● **Written instruction**: Images are not part of the copy; transcribe all the data exactly.
::::::::::
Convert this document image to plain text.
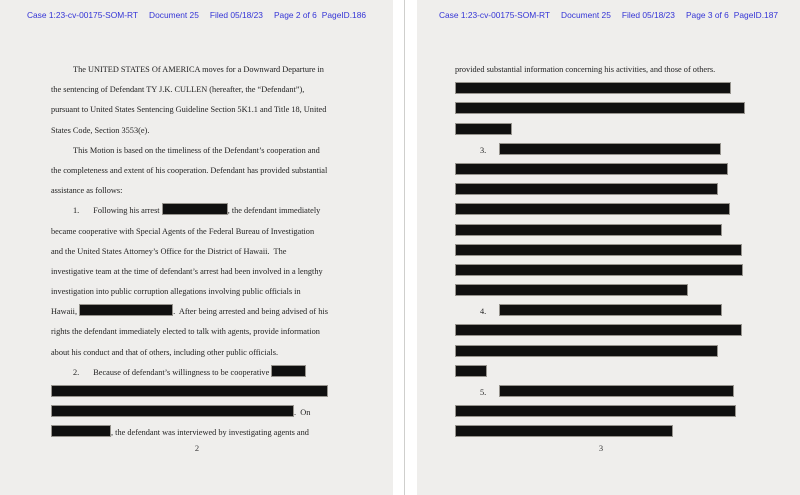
Case 1:23-cv-00175-SOM-RT Document 25 Filed 05/18/23 Page 2 of 6 PageID.186
The UNITED STATES Of AMERICA moves for a Downward Departure in
the sentencing of Defendant TY J.K. CULLEN (hereafter, the “Defendant”),
pursuant to United States Sentencing Guideline Section 5K1.1 and Title 18, United
States Code, Section 3553(e).
This Motion is based on the timeliness of the Defendant’s cooperation and
the completeness and extent of his cooperation. Defendant has provided substantial
assistance as follows:
1. Following his arrest	, the defendant immediately
became cooperative with Special Agents of the Federal Bureau of Investigation
and the United States Attorney’s Office for the District of Hawaii.  The
investigative team at the time of defendant’s arrest had been involved in a lengthy
investigation into public corruption allegations involving public officials in
Hawaii,	.  After being arrested and being advised of his
rights the defendant immediately elected to talk with agents, provide information
about his conduct and that of others, including other public officials.
2. Because of defendant’s willingness to be cooperative
.  On
, the defendant was interviewed by investigating agents and
2
Case 1:23-cv-00175-SOM-RT Document 25 Filed 05/18/23 Page 3 of 6 PageID.187
provided substantial information concerning his activities, and those of others.
3.
4.
5.
3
::::::::::
● **Task solution**:
Convert this document image to plain text.
Case 1:23-cv-00175-SOM-RT Document 25 Filed 05/18/23 Page 2 of 6 PageID.186
The UNITED STATES Of AMERICA moves for a Downward Departure in
the sentencing of Defendant TY J.K. CULLEN (hereafter, the “Defendant”),
pursuant to United States Sentencing Guideline Section 5K1.1 and Title 18, United
States Code, Section 3553(e).
This Motion is based on the timeliness of the Defendant’s cooperation and
the completeness and extent of his cooperation. Defendant has provided substantial
assistance as follows:
1. Following his arrest	, the defendant immediately
became cooperative with Special Agents of the Federal Bureau of Investigation
and the United States Attorney’s Office for the District of Hawaii.  The
investigative team at the time of defendant’s arrest had been involved in a lengthy
investigation into public corruption allegations involving public officials in
Hawaii,	.  After being arrested and being advised of his
rights the defendant immediately elected to talk with agents, provide information
about his conduct and that of others, including other public officials.
2. Because of defendant’s willingness to be cooperative
.  On
, the defendant was interviewed by investigating agents and
2
Case 1:23-cv-00175-SOM-RT Document 25 Filed 05/18/23 Page 3 of 6 PageID.187
provided substantial information concerning his activities, and those of others.
3.
4.
5.
3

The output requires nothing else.